EXERCISE DETAILS — Find every line below that contains the word "business" and copy it out.

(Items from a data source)
********
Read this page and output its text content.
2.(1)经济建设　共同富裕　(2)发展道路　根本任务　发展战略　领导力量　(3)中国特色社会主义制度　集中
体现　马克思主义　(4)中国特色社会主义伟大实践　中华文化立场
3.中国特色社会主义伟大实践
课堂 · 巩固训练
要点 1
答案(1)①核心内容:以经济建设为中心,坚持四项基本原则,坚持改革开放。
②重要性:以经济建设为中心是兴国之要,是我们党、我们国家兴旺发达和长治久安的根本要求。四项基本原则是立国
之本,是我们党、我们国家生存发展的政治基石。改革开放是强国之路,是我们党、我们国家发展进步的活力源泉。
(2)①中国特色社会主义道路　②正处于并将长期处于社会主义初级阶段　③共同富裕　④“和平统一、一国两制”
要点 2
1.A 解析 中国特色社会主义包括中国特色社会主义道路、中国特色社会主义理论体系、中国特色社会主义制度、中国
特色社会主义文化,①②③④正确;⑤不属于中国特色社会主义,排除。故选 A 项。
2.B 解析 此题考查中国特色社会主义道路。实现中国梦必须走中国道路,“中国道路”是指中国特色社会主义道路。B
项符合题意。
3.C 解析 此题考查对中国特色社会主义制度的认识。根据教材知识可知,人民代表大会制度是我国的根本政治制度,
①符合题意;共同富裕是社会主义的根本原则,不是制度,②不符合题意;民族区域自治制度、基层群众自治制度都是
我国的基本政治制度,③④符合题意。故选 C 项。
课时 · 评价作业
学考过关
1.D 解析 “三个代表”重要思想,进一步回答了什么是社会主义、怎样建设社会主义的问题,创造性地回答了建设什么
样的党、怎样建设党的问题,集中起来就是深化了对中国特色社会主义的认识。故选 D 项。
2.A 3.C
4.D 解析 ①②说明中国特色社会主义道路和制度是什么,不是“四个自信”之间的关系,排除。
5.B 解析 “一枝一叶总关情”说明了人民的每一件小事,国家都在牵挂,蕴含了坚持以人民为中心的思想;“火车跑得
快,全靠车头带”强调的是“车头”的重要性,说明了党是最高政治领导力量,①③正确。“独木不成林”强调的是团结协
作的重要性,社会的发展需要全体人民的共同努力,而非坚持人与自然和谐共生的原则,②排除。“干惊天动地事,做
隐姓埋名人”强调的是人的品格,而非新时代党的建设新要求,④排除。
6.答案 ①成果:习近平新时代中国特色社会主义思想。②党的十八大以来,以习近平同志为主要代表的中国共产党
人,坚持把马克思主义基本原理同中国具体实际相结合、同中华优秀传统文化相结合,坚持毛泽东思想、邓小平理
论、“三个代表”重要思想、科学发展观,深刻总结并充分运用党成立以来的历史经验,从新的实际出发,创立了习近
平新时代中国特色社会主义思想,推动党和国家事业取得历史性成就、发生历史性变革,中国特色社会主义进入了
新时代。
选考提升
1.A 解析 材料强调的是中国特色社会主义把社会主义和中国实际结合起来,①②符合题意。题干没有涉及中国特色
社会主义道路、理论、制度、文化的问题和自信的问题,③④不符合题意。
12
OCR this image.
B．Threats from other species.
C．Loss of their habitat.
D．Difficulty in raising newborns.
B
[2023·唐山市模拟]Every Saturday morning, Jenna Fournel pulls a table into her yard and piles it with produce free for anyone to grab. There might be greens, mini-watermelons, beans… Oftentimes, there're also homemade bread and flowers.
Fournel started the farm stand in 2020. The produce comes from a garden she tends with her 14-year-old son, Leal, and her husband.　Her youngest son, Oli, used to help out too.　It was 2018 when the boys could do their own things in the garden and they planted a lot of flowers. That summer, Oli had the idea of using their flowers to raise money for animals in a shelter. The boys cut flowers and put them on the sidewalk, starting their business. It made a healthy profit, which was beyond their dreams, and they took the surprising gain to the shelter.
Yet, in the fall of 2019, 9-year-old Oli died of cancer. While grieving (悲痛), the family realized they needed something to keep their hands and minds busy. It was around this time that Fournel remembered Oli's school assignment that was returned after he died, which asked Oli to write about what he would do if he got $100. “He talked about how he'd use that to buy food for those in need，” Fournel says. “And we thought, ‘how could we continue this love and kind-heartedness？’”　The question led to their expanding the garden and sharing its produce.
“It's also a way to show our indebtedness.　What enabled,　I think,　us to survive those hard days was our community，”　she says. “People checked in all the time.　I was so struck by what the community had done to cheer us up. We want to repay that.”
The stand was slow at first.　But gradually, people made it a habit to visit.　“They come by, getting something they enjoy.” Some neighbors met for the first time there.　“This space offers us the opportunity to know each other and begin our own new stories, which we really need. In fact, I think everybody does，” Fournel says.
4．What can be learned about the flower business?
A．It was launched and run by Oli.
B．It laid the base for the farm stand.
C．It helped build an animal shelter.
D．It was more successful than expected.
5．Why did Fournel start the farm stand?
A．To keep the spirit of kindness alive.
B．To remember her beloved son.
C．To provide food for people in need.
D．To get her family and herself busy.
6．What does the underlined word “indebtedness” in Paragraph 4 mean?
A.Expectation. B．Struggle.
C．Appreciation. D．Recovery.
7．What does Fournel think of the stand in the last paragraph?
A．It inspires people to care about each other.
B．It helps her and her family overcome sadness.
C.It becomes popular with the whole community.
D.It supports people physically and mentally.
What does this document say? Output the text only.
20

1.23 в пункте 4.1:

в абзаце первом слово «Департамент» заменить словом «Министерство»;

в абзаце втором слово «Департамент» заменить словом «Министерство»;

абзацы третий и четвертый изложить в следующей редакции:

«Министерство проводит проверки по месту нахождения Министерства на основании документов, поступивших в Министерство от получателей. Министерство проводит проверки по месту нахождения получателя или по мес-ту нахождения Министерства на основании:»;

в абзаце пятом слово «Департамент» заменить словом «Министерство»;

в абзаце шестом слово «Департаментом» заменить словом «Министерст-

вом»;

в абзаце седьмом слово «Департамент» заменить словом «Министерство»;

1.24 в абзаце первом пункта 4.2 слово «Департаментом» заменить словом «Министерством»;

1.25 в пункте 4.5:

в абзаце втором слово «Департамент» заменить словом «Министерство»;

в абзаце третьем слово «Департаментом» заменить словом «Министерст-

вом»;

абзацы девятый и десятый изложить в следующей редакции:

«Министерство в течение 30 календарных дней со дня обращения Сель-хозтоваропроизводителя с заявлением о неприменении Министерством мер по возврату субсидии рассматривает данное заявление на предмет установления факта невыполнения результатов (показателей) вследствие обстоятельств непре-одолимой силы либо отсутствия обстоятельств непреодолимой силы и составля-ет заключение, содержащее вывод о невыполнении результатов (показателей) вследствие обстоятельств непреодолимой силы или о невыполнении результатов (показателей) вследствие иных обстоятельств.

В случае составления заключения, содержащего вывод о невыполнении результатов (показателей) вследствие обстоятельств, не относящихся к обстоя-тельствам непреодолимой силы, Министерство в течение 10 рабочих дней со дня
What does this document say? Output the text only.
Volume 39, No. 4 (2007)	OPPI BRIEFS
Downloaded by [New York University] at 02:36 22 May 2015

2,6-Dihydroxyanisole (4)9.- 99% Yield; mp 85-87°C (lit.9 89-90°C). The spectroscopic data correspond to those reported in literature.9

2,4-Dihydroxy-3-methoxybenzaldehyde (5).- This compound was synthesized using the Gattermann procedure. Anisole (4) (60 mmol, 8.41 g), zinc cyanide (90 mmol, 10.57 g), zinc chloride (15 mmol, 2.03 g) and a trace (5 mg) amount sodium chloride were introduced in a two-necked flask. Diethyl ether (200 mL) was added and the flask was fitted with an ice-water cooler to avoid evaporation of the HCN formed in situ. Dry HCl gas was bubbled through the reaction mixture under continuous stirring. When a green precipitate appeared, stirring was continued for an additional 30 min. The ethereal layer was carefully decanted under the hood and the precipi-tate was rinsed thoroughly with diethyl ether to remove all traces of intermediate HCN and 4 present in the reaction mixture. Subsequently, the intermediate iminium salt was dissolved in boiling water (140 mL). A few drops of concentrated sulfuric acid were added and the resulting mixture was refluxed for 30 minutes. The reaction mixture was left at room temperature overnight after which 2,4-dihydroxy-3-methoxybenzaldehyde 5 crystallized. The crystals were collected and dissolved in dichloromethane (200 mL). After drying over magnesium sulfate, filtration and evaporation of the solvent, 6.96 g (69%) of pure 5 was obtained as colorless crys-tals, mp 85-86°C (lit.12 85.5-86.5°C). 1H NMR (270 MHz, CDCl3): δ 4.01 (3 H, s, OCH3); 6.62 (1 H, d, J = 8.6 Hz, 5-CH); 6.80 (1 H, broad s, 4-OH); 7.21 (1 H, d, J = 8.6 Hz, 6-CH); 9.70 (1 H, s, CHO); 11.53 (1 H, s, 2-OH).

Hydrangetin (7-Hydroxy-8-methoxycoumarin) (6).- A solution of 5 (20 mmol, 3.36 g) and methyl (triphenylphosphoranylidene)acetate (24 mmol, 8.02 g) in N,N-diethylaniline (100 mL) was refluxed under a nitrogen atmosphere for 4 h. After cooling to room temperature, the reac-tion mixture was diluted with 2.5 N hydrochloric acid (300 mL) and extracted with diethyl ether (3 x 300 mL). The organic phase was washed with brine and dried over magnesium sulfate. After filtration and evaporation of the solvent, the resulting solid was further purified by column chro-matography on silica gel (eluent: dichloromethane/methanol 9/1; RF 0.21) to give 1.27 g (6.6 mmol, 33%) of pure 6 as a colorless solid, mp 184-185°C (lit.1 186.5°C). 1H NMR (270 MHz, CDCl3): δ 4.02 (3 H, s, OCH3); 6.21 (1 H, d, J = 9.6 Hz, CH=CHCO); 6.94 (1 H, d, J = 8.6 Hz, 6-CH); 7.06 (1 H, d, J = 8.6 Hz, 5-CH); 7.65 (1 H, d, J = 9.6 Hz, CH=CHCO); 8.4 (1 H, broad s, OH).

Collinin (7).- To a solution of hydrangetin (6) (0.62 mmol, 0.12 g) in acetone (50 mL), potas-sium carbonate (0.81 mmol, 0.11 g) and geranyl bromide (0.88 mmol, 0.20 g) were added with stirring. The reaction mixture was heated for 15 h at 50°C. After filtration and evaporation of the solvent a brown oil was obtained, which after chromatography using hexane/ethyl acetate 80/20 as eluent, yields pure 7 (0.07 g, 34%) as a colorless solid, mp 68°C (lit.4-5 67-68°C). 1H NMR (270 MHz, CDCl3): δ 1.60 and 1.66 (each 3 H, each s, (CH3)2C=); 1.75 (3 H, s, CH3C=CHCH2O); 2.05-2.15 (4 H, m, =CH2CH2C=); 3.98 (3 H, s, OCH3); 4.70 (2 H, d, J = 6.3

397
********
SOLUTION FOR THIS TASK —
Fournel started the farm stand in 2020. The produce comes from a garden she tends with her 14-year-old son, Leal, and her husband.　Her youngest son, Oli, used to help out too.　It was 2018 when the boys could do their own things in the garden and they planted a lot of flowers. That summer, Oli had the idea of using their flowers to raise money for animals in a shelter. The boys cut flowers and put them on the sidewalk, starting their business. It made a healthy profit, which was beyond their dreams, and they took the surprising gain to the shelter.
4．What can be learned about the flower business?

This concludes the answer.